[START]
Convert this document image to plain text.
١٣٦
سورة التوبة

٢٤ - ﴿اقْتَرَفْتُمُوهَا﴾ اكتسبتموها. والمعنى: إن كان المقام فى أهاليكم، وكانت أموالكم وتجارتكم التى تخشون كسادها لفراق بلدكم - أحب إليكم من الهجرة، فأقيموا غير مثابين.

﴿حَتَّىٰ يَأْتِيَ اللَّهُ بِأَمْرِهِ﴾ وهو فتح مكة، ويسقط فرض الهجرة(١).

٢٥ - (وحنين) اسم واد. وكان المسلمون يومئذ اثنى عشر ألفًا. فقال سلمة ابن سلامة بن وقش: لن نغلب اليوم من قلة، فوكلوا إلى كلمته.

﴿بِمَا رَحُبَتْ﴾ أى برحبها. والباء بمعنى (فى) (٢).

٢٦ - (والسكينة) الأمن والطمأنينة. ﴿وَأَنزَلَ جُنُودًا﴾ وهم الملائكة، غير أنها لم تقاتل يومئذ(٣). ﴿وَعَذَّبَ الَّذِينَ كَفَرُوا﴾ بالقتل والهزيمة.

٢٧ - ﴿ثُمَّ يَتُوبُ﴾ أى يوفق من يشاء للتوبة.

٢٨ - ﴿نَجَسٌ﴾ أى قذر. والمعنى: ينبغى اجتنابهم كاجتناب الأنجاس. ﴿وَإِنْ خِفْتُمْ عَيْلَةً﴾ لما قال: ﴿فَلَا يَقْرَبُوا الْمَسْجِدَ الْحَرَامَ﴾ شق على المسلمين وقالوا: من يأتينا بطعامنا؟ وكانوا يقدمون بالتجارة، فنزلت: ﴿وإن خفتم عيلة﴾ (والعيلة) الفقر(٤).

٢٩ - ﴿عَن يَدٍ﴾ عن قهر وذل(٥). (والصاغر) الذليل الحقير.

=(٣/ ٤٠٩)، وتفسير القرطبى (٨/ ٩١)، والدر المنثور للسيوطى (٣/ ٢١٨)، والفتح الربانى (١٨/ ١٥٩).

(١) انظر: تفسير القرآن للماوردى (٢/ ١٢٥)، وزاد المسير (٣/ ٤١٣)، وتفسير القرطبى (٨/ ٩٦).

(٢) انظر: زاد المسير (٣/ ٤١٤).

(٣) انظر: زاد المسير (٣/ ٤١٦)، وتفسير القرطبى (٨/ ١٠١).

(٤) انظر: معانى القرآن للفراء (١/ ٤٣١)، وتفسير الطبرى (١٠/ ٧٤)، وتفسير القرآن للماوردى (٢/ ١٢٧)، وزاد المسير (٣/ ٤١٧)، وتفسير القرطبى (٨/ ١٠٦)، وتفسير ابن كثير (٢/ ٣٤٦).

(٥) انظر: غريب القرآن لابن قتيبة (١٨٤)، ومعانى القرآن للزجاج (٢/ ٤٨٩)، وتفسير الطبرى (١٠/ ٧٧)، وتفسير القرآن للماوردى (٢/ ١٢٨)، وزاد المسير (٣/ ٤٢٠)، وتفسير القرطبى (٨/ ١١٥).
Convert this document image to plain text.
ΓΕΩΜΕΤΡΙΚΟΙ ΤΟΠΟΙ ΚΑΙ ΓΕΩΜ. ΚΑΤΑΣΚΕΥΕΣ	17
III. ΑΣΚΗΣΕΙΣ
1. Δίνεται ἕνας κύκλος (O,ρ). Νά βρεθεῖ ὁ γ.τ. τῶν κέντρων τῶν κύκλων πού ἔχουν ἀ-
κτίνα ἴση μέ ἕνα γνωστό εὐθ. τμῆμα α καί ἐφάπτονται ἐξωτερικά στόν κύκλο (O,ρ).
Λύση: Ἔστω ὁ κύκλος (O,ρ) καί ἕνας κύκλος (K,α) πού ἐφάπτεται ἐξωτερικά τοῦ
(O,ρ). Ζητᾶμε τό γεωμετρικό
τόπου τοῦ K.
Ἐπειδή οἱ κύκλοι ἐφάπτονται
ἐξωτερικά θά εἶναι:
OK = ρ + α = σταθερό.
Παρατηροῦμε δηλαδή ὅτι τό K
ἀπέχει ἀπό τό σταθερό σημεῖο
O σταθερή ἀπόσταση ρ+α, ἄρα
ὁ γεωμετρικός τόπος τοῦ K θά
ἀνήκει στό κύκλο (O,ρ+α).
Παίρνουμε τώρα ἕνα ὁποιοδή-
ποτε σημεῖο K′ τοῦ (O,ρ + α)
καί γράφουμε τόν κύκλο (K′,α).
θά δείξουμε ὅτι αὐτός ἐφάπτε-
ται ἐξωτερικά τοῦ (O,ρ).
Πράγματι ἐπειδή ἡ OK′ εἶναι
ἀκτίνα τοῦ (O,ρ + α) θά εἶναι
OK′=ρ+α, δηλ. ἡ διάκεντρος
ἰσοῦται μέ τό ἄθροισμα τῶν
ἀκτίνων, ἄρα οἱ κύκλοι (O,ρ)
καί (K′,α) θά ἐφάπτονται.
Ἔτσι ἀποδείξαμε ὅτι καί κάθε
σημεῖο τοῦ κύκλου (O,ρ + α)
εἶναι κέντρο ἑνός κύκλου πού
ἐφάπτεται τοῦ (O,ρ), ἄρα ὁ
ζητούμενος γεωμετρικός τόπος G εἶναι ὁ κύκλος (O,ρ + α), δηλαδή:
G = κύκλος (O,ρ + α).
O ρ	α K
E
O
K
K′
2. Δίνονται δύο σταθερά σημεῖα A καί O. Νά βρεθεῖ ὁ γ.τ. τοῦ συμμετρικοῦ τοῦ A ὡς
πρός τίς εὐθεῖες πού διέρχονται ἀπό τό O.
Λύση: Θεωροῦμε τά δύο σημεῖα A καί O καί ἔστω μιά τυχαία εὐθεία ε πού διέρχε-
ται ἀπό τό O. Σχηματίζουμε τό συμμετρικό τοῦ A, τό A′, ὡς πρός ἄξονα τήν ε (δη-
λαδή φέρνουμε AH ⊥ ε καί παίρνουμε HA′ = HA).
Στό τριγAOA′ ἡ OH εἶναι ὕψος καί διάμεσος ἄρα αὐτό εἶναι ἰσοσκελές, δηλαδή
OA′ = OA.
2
[END]
▶ _What the task asks_
Copy every line in the entries above that has the string "τόπος" in it.

▶ _Full answer_
ὁ γεωμετρικός τόπος τοῦ K θά
ζητούμενος γεωμετρικός τόπος G εἶναι ὁ κύκλος (O,ρ + α), δηλαδή:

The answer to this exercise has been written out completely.